Work to do: From the listing below, pick out each line with the word "been".

** BEGIN Material **

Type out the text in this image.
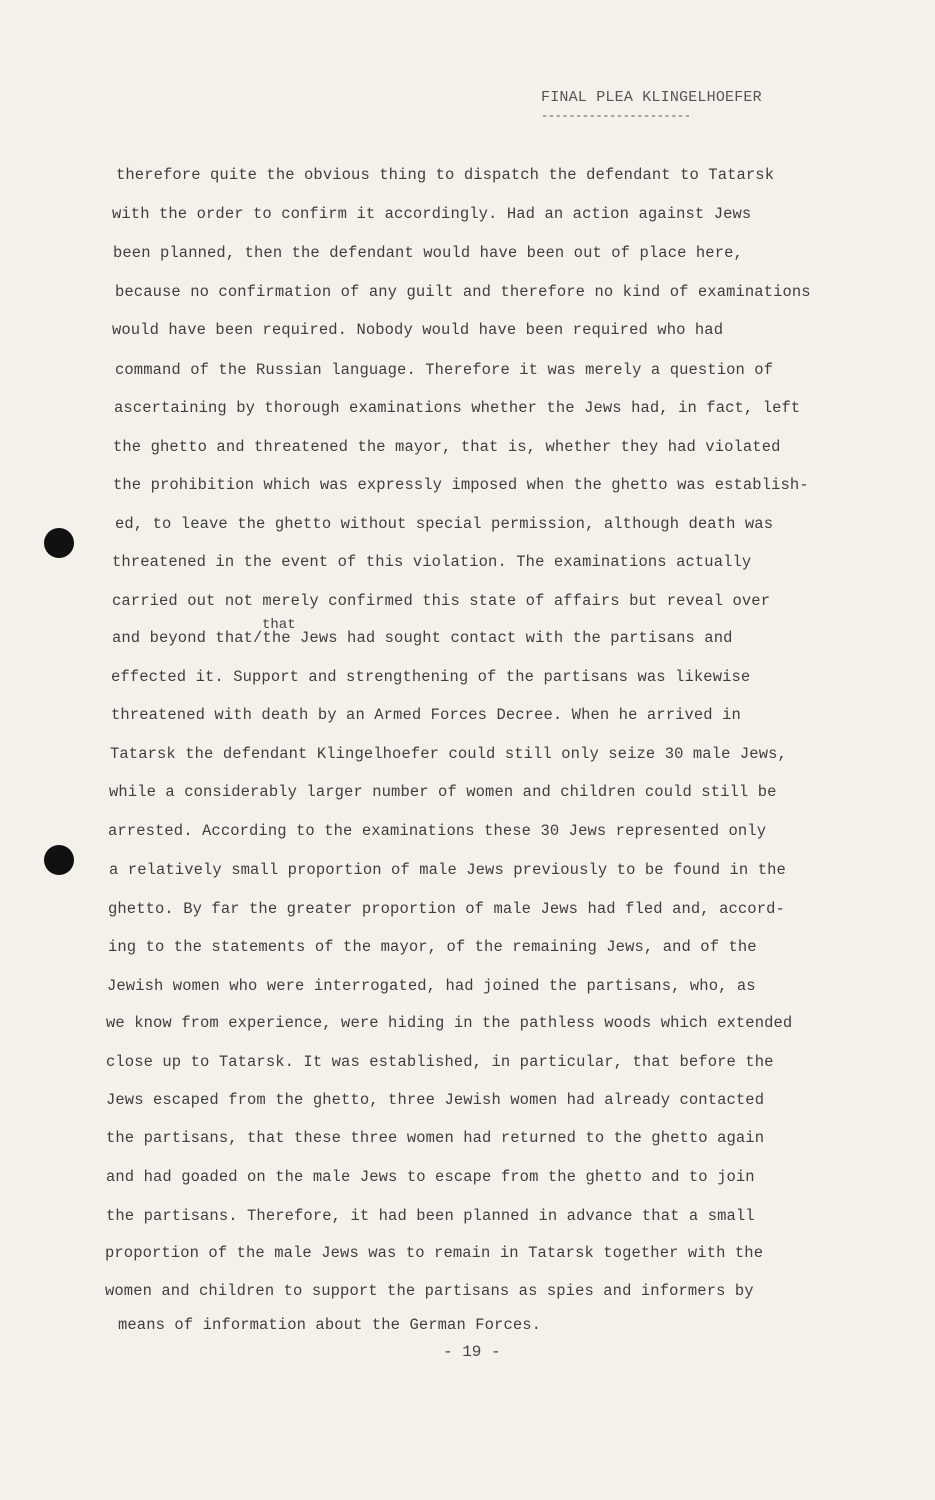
FINAL PLEA KLINGELHOEFER
----------------------
therefore quite the obvious thing to dispatch the defendant to Tatarsk
with the order to confirm it accordingly. Had an action against Jews
been planned, then the defendant would have been out of place here,
because no confirmation of any guilt and therefore no kind of examinations
would have been required. Nobody would have been required who had
command of the Russian language. Therefore it was merely a question of
ascertaining by thorough examinations whether the Jews had, in fact, left
the ghetto and threatened the mayor, that is, whether they had violated
the prohibition which was expressly imposed when the ghetto was establish-
ed, to leave the ghetto without special permission, although death was
threatened in the event of this violation. The examinations actually
carried out not merely confirmed this state of affairs but reveal over
and beyond that/the Jews had sought contact with the partisans and
effected it. Support and strengthening of the partisans was likewise
threatened with death by an Armed Forces Decree. When he arrived in
Tatarsk the defendant Klingelhoefer could still only seize 30 male Jews,
while a considerably larger number of women and children could still be
arrested. According to the examinations these 30 Jews represented only
a relatively small proportion of male Jews previously to be found in the
ghetto. By far the greater proportion of male Jews had fled and, accord-
ing to the statements of the mayor, of the remaining Jews, and of the
Jewish women who were interrogated, had joined the partisans, who, as
we know from experience, were hiding in the pathless woods which extended
close up to Tatarsk. It was established, in particular, that before the
Jews escaped from the ghetto, three Jewish women had already contacted
the partisans, that these three women had returned to the ghetto again
and had goaded on the male Jews to escape from the ghetto and to join
the partisans. Therefore, it had been planned in advance that a small
proportion of the male Jews was to remain in Tatarsk together with the
women and children to support the partisans as spies and informers by
means of information about the German Forces.
that
- 19 -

** END Material **

Solution to the problem:
been planned, then the defendant would have been out of place here,
would have been required. Nobody would have been required who had
the partisans. Therefore, it had been planned in advance that a small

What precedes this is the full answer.